In a sense, in that you can draw energy from somewhere else and, from the point of view of the open system, it would appear as if there is more energy than there was before. One way this could happen for the coach is when you filled up the tank with petrol, effectively adding chemical potential energy. Of course, since this came from a petrol station, that system has lost energy.

The point then is that, while the sum of the total energy in the Universe remains constant, whereabouts that energy is and what "form" it's in (chemical, kinetic, heat, electrical, etc) can be very different indeed and is constantly changing. Then "energy use" tends to mean use of a particular kind of energy (normally something like chemical or electrical) to drive some process you care about (such as staying alive, or moving a coach between two cities), and doesn't care about the fact that the energy so used doesn't actually disappear. It just stops being so useful.
@jim ^^^

Indeed. Energy conversion from type to type ends up as heat. I've heard the phrase 'degenerates into heat' used; perhaps not the best descriptor as it has overtones of decay, which implies destruction and is thus misleading.

• [Supplied information]:
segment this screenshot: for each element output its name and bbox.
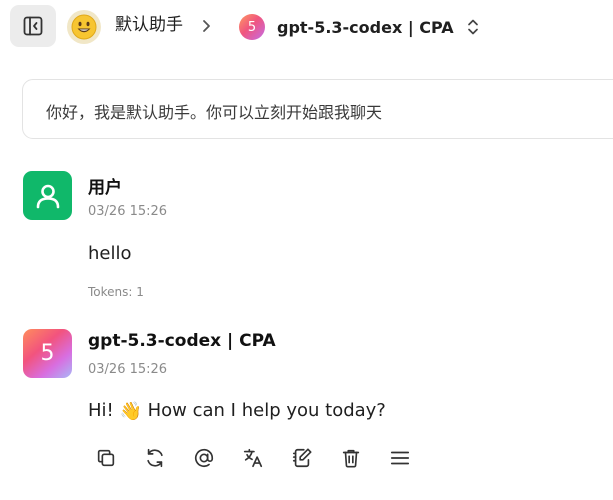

• [Task set]:
1. For each statement below, say whether it agrees with the passage on energy. Answer yes or no, and quote the words of the passage that decide it.
(a) Filling the coach's tank with petrol adds chemical potential energy.
(b) The total energy in the Universe changes as energy moves between forms.
(c) The phrase "degenerates into heat" is called an ideal descriptor.
2. Write out, word for word, the part of the passage on energy that opens with the words containing "Indeed. Energy conversion" and closes with "is thus misleading.".

• [Replies]:
1.
(a) Yes: "effectively adding chemical potential energy"
(b) No: "while the sum of the total energy in the Universe remains constant"
(c) No: "perhaps not the best descriptor"

2.
Indeed. Energy conversion from type to type ends up as heat. I've heard the phrase 'degenerates into heat' used; perhaps not the best descriptor as it has overtones of decay, which implies destruction and is thus misleading.